### TASK OBJECTIVE
Copy each of the following entries word for word, keeping every character and line unchanged.

### Spatial annotation entries
___
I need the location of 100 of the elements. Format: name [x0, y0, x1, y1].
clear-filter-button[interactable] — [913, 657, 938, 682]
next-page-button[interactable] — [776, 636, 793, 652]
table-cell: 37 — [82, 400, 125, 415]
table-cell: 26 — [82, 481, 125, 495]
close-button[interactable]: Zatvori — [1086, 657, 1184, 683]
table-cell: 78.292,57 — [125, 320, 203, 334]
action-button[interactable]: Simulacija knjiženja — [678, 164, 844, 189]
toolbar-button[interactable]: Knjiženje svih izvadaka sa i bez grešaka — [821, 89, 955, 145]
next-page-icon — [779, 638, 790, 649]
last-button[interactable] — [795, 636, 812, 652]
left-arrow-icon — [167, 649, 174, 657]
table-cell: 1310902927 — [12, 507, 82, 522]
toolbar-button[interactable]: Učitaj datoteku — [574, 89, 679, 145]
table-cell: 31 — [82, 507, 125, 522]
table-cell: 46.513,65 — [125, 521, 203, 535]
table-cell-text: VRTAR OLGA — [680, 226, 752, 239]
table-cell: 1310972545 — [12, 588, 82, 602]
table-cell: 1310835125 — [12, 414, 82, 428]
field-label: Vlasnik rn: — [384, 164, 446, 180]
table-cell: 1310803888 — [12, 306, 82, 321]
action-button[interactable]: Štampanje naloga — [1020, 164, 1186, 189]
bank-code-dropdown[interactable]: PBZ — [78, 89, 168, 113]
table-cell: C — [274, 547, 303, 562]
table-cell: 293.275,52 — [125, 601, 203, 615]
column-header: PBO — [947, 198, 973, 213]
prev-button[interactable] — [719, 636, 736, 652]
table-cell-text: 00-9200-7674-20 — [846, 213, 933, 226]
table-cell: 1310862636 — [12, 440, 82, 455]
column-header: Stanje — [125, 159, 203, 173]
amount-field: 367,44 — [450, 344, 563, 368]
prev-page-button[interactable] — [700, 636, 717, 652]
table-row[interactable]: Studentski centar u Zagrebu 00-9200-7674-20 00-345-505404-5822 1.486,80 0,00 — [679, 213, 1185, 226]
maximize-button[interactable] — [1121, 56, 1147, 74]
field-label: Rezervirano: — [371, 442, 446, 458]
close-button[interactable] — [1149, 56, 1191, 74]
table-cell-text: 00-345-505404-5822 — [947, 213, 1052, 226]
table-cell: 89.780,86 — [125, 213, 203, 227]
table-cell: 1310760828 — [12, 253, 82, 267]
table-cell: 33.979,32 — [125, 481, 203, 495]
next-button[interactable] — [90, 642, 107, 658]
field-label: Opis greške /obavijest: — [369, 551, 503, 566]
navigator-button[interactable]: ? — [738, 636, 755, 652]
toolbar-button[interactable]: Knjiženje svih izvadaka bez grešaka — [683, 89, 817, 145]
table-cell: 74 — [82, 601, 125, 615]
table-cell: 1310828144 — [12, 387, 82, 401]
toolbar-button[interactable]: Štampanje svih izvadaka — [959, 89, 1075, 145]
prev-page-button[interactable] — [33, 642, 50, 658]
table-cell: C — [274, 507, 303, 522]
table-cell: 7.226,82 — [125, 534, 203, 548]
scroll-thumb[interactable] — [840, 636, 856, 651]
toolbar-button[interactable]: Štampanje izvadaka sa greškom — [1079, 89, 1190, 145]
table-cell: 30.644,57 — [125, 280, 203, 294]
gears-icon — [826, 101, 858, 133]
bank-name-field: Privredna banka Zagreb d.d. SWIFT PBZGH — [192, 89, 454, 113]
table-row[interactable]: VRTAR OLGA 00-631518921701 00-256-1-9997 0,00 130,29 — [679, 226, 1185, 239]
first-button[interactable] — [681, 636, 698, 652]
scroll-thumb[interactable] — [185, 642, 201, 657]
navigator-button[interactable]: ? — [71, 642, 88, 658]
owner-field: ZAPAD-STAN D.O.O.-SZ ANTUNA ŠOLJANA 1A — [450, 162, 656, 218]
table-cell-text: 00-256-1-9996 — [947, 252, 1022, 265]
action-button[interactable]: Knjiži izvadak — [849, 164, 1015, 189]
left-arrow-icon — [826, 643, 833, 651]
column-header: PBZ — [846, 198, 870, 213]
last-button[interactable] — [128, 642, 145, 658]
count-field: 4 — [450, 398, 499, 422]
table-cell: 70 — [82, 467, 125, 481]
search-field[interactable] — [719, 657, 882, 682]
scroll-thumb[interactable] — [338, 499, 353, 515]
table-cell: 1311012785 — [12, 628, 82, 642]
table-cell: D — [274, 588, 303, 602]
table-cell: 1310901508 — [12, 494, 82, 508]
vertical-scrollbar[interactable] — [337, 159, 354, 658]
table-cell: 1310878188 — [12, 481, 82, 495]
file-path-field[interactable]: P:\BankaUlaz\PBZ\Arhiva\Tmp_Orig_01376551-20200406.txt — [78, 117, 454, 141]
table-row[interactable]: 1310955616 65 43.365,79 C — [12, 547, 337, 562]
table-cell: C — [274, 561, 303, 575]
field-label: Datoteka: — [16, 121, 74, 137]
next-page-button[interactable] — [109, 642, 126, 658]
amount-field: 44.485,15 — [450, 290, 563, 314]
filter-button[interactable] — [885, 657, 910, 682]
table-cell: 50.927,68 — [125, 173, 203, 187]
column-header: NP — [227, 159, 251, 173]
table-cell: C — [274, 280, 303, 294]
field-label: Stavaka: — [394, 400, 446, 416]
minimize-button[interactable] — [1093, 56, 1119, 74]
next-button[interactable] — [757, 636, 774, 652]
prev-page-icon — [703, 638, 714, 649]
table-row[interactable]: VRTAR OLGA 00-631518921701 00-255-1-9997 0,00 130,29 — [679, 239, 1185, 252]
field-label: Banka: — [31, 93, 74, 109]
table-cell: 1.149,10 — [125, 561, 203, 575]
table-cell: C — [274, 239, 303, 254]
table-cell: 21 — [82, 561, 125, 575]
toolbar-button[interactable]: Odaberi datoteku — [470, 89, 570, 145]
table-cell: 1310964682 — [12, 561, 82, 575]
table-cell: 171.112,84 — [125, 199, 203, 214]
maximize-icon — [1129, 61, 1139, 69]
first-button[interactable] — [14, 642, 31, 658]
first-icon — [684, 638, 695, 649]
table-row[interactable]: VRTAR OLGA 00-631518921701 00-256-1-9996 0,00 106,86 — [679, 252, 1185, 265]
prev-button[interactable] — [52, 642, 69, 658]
___
### WRITTEN RESPONSE
I need the location of 100 of the elements. Format: name [x0, y0, x1, y1].
clear-filter-button[interactable] — [913, 657, 938, 682]
next-page-button[interactable] — [776, 636, 793, 652]
table-cell: 37 — [82, 400, 125, 415]
table-cell: 26 — [82, 481, 125, 495]
close-button[interactable]: Zatvori — [1086, 657, 1184, 683]
table-cell: 78.292,57 — [125, 320, 203, 334]
action-button[interactable]: Simulacija knjiženja — [678, 164, 844, 189]
toolbar-button[interactable]: Knjiženje svih izvadaka sa i bez grešaka — [821, 89, 955, 145]
next-page-icon — [779, 638, 790, 649]
last-button[interactable] — [795, 636, 812, 652]
left-arrow-icon — [167, 649, 174, 657]
table-cell: 1310902927 — [12, 507, 82, 522]
toolbar-button[interactable]: Učitaj datoteku — [574, 89, 679, 145]
table-cell: 31 — [82, 507, 125, 522]
table-cell: 46.513,65 — [125, 521, 203, 535]
table-cell-text: VRTAR OLGA — [680, 226, 752, 239]
table-cell: 1310972545 — [12, 588, 82, 602]
table-cell: 1310835125 — [12, 414, 82, 428]
field-label: Vlasnik rn: — [384, 164, 446, 180]
table-cell: 1310803888 — [12, 306, 82, 321]
action-button[interactable]: Štampanje naloga — [1020, 164, 1186, 189]
bank-code-dropdown[interactable]: PBZ — [78, 89, 168, 113]
table-cell: C — [274, 547, 303, 562]
table-cell: 293.275,52 — [125, 601, 203, 615]
column-header: PBO — [947, 198, 973, 213]
prev-button[interactable] — [719, 636, 736, 652]
table-cell-text: 00-9200-7674-20 — [846, 213, 933, 226]
table-cell: 1310862636 — [12, 440, 82, 455]
column-header: Stanje — [125, 159, 203, 173]
amount-field: 367,44 — [450, 344, 563, 368]
prev-page-button[interactable] — [700, 636, 717, 652]
table-row[interactable]: Studentski centar u Zagrebu 00-9200-7674-20 00-345-505404-5822 1.486,80 0,00 — [679, 213, 1185, 226]
maximize-button[interactable] — [1121, 56, 1147, 74]
field-label: Rezervirano: — [371, 442, 446, 458]
close-button[interactable] — [1149, 56, 1191, 74]
table-cell-text: 00-345-505404-5822 — [947, 213, 1052, 226]
table-cell: 89.780,86 — [125, 213, 203, 227]
table-cell: 1310760828 — [12, 253, 82, 267]
table-cell: 33.979,32 — [125, 481, 203, 495]
next-button[interactable] — [90, 642, 107, 658]
field-label: Opis greške /obavijest: — [369, 551, 503, 566]
navigator-button[interactable]: ? — [738, 636, 755, 652]
toolbar-button[interactable]: Knjiženje svih izvadaka bez grešaka — [683, 89, 817, 145]
table-cell: 74 — [82, 601, 125, 615]
table-cell: 1310828144 — [12, 387, 82, 401]
toolbar-button[interactable]: Štampanje svih izvadaka — [959, 89, 1075, 145]
prev-page-button[interactable] — [33, 642, 50, 658]
table-cell: C — [274, 507, 303, 522]
table-cell: 7.226,82 — [125, 534, 203, 548]
scroll-thumb[interactable] — [840, 636, 856, 651]
toolbar-button[interactable]: Štampanje izvadaka sa greškom — [1079, 89, 1190, 145]
table-cell: 30.644,57 — [125, 280, 203, 294]
gears-icon — [826, 101, 858, 133]
bank-name-field: Privredna banka Zagreb d.d. SWIFT PBZGH — [192, 89, 454, 113]
table-row[interactable]: VRTAR OLGA 00-631518921701 00-256-1-9997 0,00 130,29 — [679, 226, 1185, 239]
first-button[interactable] — [681, 636, 698, 652]
scroll-thumb[interactable] — [185, 642, 201, 657]
navigator-button[interactable]: ? — [71, 642, 88, 658]
owner-field: ZAPAD-STAN D.O.O.-SZ ANTUNA ŠOLJANA 1A — [450, 162, 656, 218]
table-cell-text: 00-256-1-9996 — [947, 252, 1022, 265]
action-button[interactable]: Knjiži izvadak — [849, 164, 1015, 189]
left-arrow-icon — [826, 643, 833, 651]
column-header: PBZ — [846, 198, 870, 213]
last-button[interactable] — [128, 642, 145, 658]
count-field: 4 — [450, 398, 499, 422]
table-cell: 70 — [82, 467, 125, 481]
search-field[interactable] — [719, 657, 882, 682]
scroll-thumb[interactable] — [338, 499, 353, 515]
table-cell: 1311012785 — [12, 628, 82, 642]
table-cell: D — [274, 588, 303, 602]
table-cell: 1310901508 — [12, 494, 82, 508]
vertical-scrollbar[interactable] — [337, 159, 354, 658]
table-cell: 1310878188 — [12, 481, 82, 495]
file-path-field[interactable]: P:\BankaUlaz\PBZ\Arhiva\Tmp_Orig_01376551-20200406.txt — [78, 117, 454, 141]
table-row[interactable]: 1310955616 65 43.365,79 C — [12, 547, 337, 562]
table-cell: C — [274, 561, 303, 575]
field-label: Datoteka: — [16, 121, 74, 137]
next-page-button[interactable] — [109, 642, 126, 658]
amount-field: 44.485,15 — [450, 290, 563, 314]
filter-button[interactable] — [885, 657, 910, 682]
table-cell: 50.927,68 — [125, 173, 203, 187]
column-header: NP — [227, 159, 251, 173]
table-cell: C — [274, 280, 303, 294]
field-label: Stavaka: — [394, 400, 446, 416]
minimize-button[interactable] — [1093, 56, 1119, 74]
next-button[interactable] — [757, 636, 774, 652]
prev-page-icon — [703, 638, 714, 649]
table-row[interactable]: VRTAR OLGA 00-631518921701 00-255-1-9997 0,00 130,29 — [679, 239, 1185, 252]
field-label: Banka: — [31, 93, 74, 109]
table-cell: 1.149,10 — [125, 561, 203, 575]
table-cell: C — [274, 239, 303, 254]
table-cell: 21 — [82, 561, 125, 575]
toolbar-button[interactable]: Odaberi datoteku — [470, 89, 570, 145]
table-cell: 1310964682 — [12, 561, 82, 575]
table-cell: 171.112,84 — [125, 199, 203, 214]
maximize-icon — [1129, 61, 1139, 69]
first-button[interactable] — [14, 642, 31, 658]
first-icon — [684, 638, 695, 649]
table-row[interactable]: VRTAR OLGA 00-631518921701 00-256-1-9996 0,00 106,86 — [679, 252, 1185, 265]
prev-button[interactable] — [52, 642, 69, 658]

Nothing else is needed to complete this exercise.